◆ Task goal ◆
Read the material below. Count the lines containing "document" and give that count alone.

[Saved entries]
================

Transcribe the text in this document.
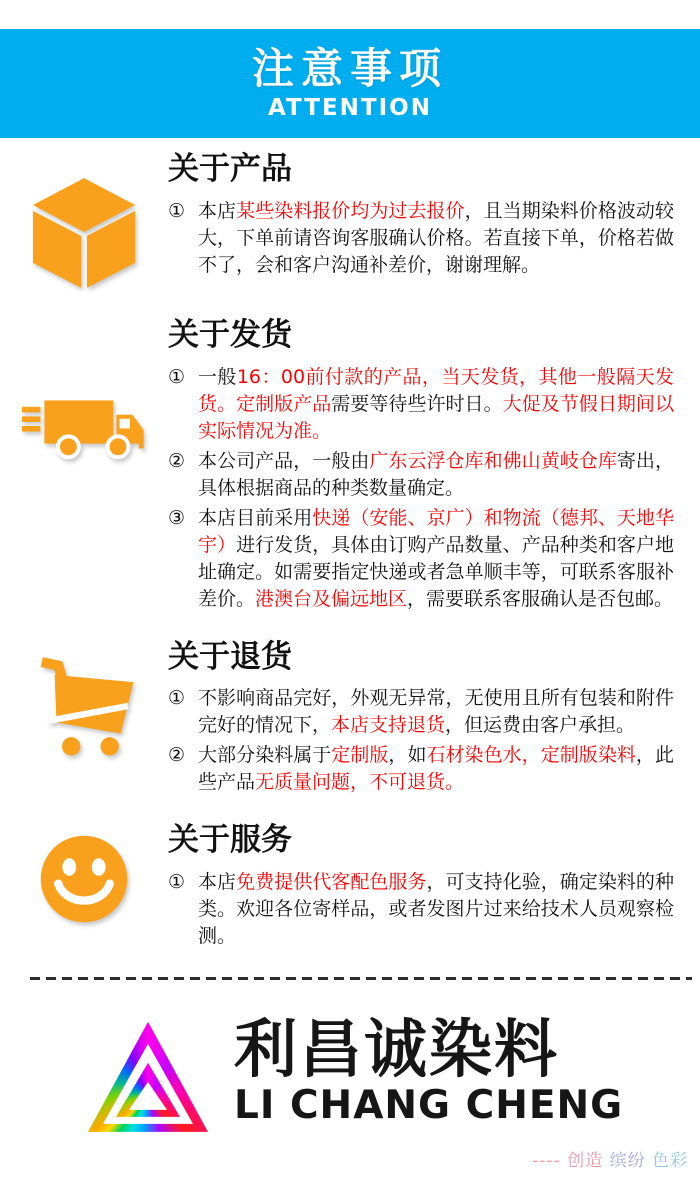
注意事项
ATTENTION
关于产品

① 本店某些染料报价均为过去报价，且当期染料价格波动较大，下单前请咨询客服确认价格。若直接下单，价格若做不了，会和客户沟通补差价，谢谢理解。

关于发货

① 一般16：00前付款的产品，当天发货，其他一般隔天发货。定制版产品需要等待些许时日。大促及节假日期间以实际情况为准。

② 本公司产品，一般由广东云浮仓库和佛山黄岐仓库寄出，具体根据商品的种类数量确定。

③ 本店目前采用快递（安能、京广）和物流（德邦、天地华宇）进行发货，具体由订购产品数量、产品种类和客户地址确定。如需要指定快递或者急单顺丰等，可联系客服补差价。港澳台及偏远地区，需要联系客服确认是否包邮。

关于退货

① 不影响商品完好，外观无异常，无使用且所有包装和附件完好的情况下，本店支持退货，但运费由客户承担。

② 大部分染料属于定制版，如石材染色水，定制版染料，此些产品无质量问题，不可退货。

关于服务

① 本店免费提供代客配色服务，可支持化验，确定染料的种类。欢迎各位寄样品，或者发图片过来给技术人员观察检测。

利昌诚染料
LI CHANG CHENG
---- 创造 缤纷 色彩
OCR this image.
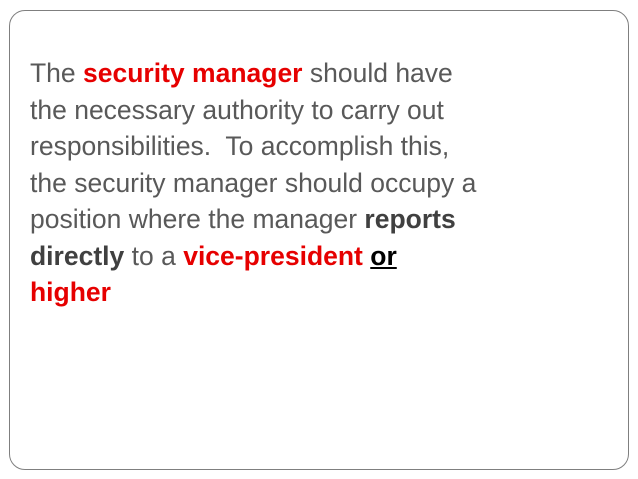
The security manager should have
the necessary authority to carry out
responsibilities.  To accomplish this,
the security manager should occupy a
position where the manager reports
directly to a vice-president or
higher
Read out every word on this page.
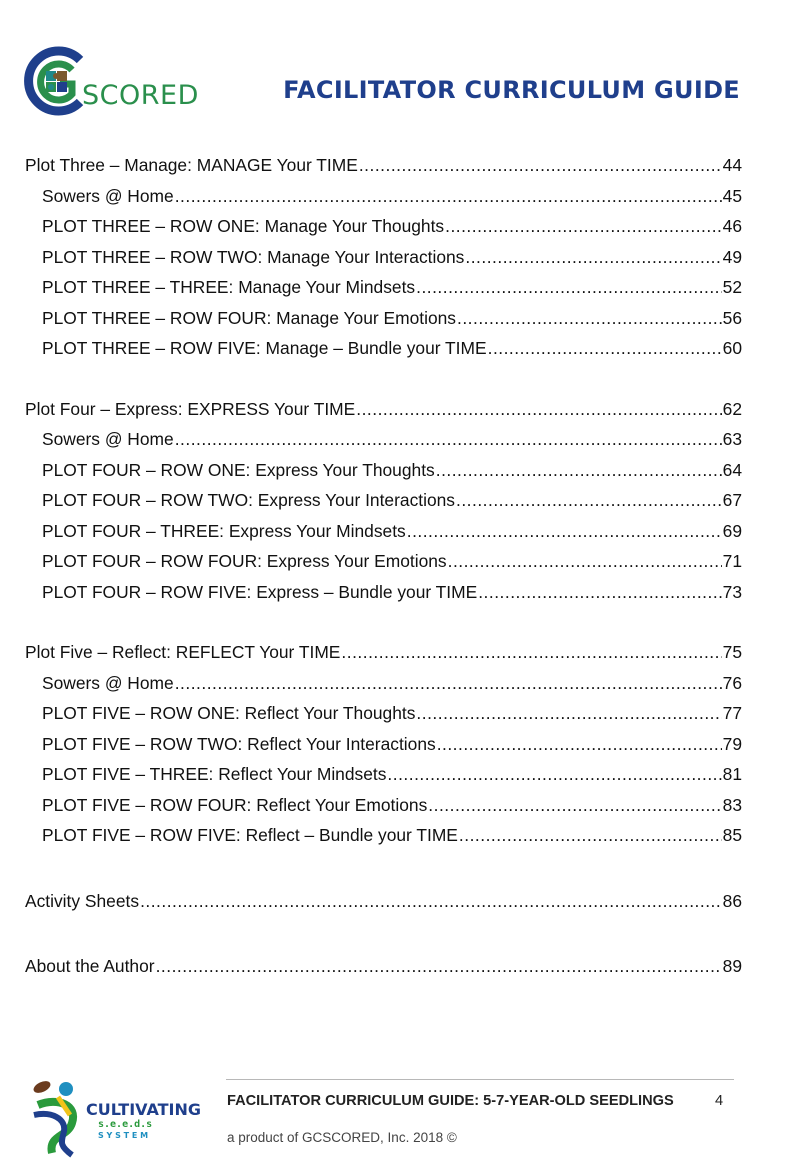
SCORED	FACILITATOR CURRICULUM GUIDE
Plot Three – Manage: MANAGE Your TIME .....	44
Sowers @ Home .....	45
PLOT THREE – ROW ONE: Manage Your Thoughts .....	46
PLOT THREE – ROW TWO: Manage Your Interactions .....	49
PLOT THREE – THREE: Manage Your Mindsets .....	52
PLOT THREE – ROW FOUR: Manage Your Emotions .....	56
PLOT THREE – ROW FIVE: Manage – Bundle your TIME .....	60
Plot Four – Express: EXPRESS Your TIME .....	62
Sowers @ Home .....	63
PLOT FOUR – ROW ONE: Express Your Thoughts .....	64
PLOT FOUR – ROW TWO: Express Your Interactions .....	67
PLOT FOUR – THREE: Express Your Mindsets .....	69
PLOT FOUR – ROW FOUR: Express Your Emotions .....	71
PLOT FOUR – ROW FIVE: Express – Bundle your TIME .....	73
Plot Five – Reflect: REFLECT Your TIME .....	75
Sowers @ Home .....	76
PLOT FIVE – ROW ONE: Reflect Your Thoughts .....	77
PLOT FIVE – ROW TWO: Reflect Your Interactions .....	79
PLOT FIVE – THREE: Reflect Your Mindsets .....	81
PLOT FIVE – ROW FOUR: Reflect Your Emotions .....	83
PLOT FIVE – ROW FIVE: Reflect – Bundle your TIME .....	85
Activity Sheets .....	86
About the Author .....	89
CULTIVATING
s.e.e.d.s
S Y S T E M
FACILITATOR CURRICULUM GUIDE: 5-7-YEAR-OLD SEEDLINGS	4
a product of GCSCORED, Inc. 2018 ©
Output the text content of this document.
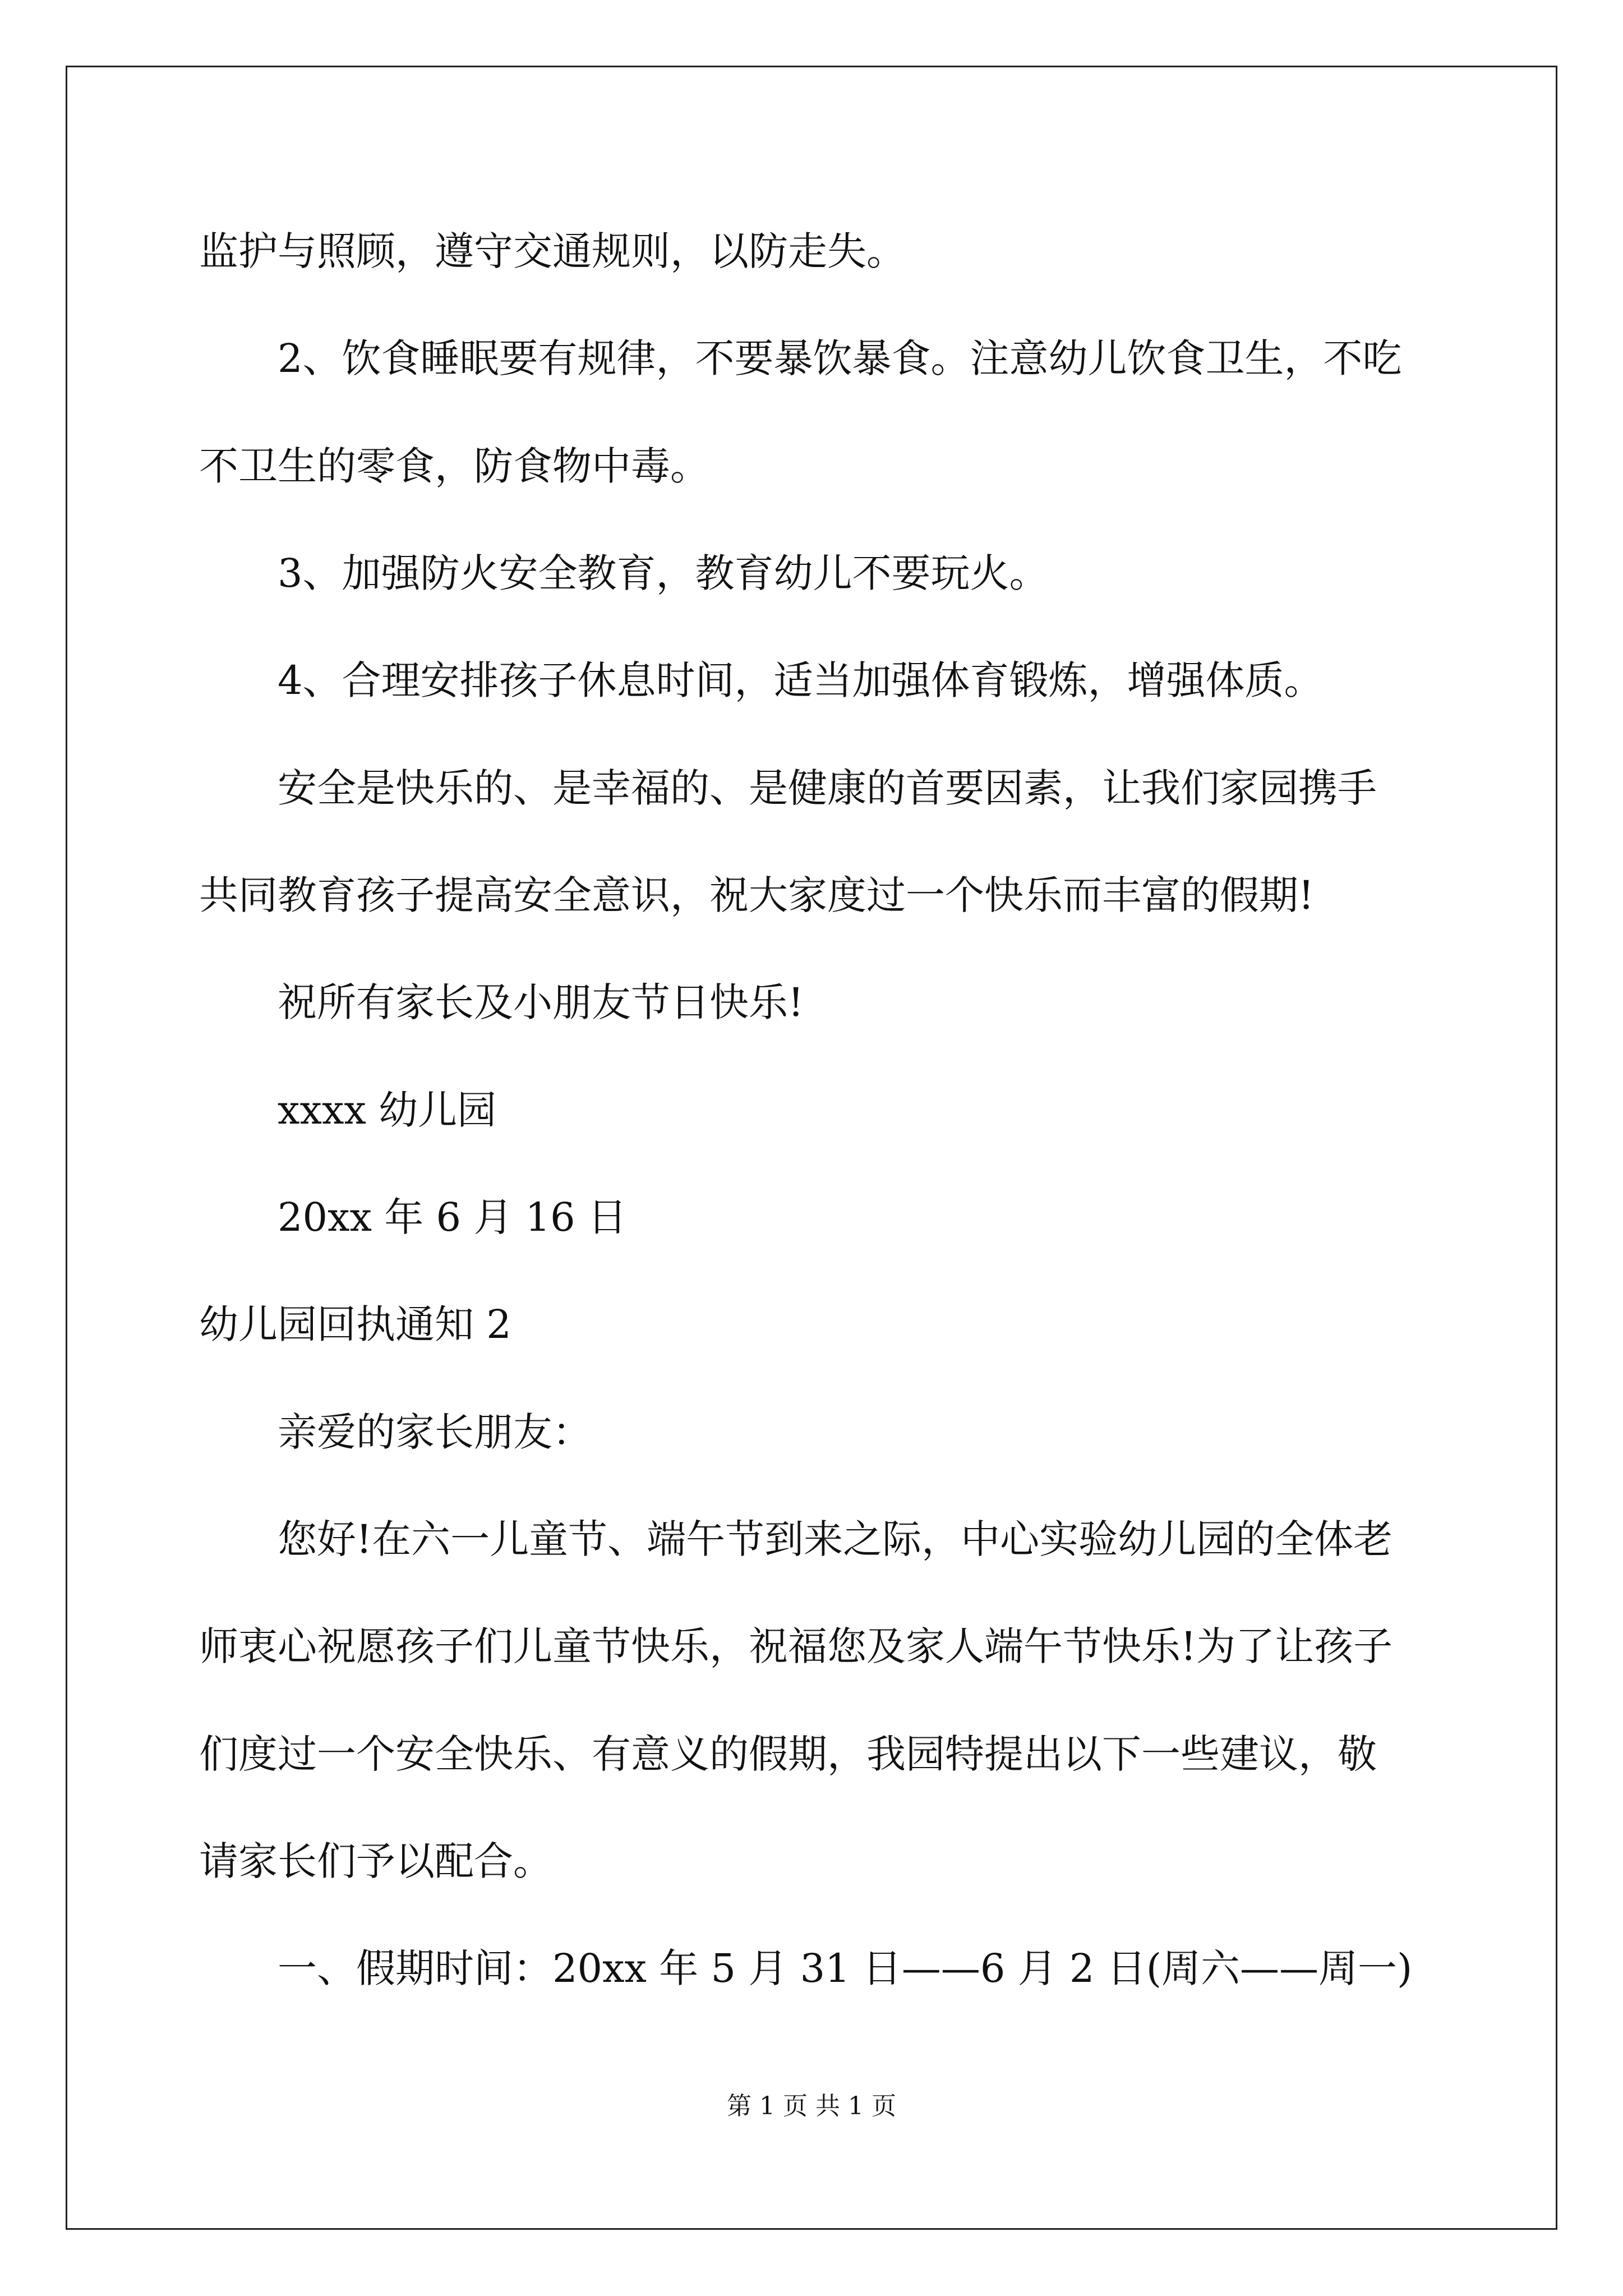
监护与照顾，遵守交通规则，以防走失。

2、饮食睡眠要有规律，不要暴饮暴食。注意幼儿饮食卫生，不吃

不卫生的零食，防食物中毒。

3、加强防火安全教育，教育幼儿不要玩火。

4、合理安排孩子休息时间，适当加强体育锻炼，增强体质。

安全是快乐的、是幸福的、是健康的首要因素，让我们家园携手

共同教育孩子提高安全意识，祝大家度过一个快乐而丰富的假期!

祝所有家长及小朋友节日快乐!

xxxx 幼儿园

20xx 年 6 月 16 日

幼儿园回执通知 2

亲爱的家长朋友：

您好!在六一儿童节、端午节到来之际，中心实验幼儿园的全体老

师衷心祝愿孩子们儿童节快乐，祝福您及家人端午节快乐!为了让孩子

们度过一个安全快乐、有意义的假期，我园特提出以下一些建议，敬

请家长们予以配合。

一、假期时间：20xx 年 5 月 31 日——6 月 2 日(周六——周一)

第 1 页 共 1 页
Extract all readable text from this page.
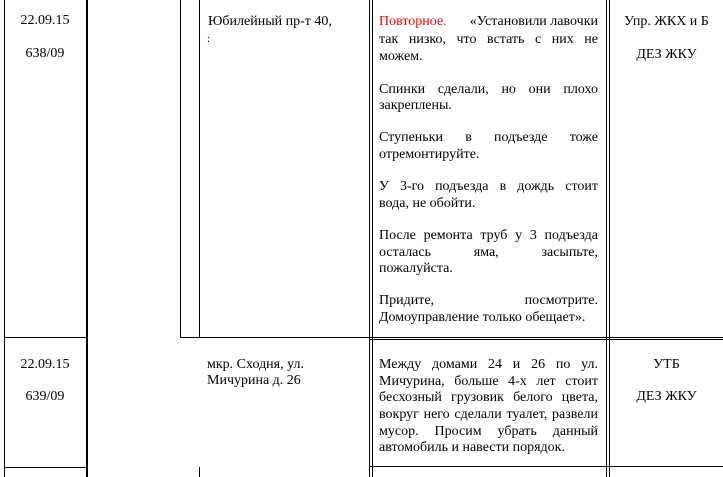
22.09.15
638/09
Юбилейный пр-т 40,
:
Повторное.	«Установили лавочки
так низко, что встать с них не
можем.
Спинки сделали, но они плохо
закреплены.
Ступеньки в подъезде тоже
отремонтируйте.
У 3-го подъезда в дождь стоит
вода, не обойти.
После ремонта труб у 3 подъезда
осталась яма, засыпьте,
пожалуйста.
Придите, посмотрите.
Домоуправление только обещает».
Упр. ЖКХ и Б
ДЕЗ ЖКУ
22.09.15
639/09
мкр. Сходня, ул.
Мичурина д. 26
Между домами 24 и 26 по ул.
Мичурина, больше 4-х лет стоит
бесхозный грузовик белого цвета,
вокруг него сделали туалет, развели
мусор. Просим убрать данный
автомобиль и навести порядок.
УТБ
ДЕЗ ЖКУ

================

◆ Response ◆
2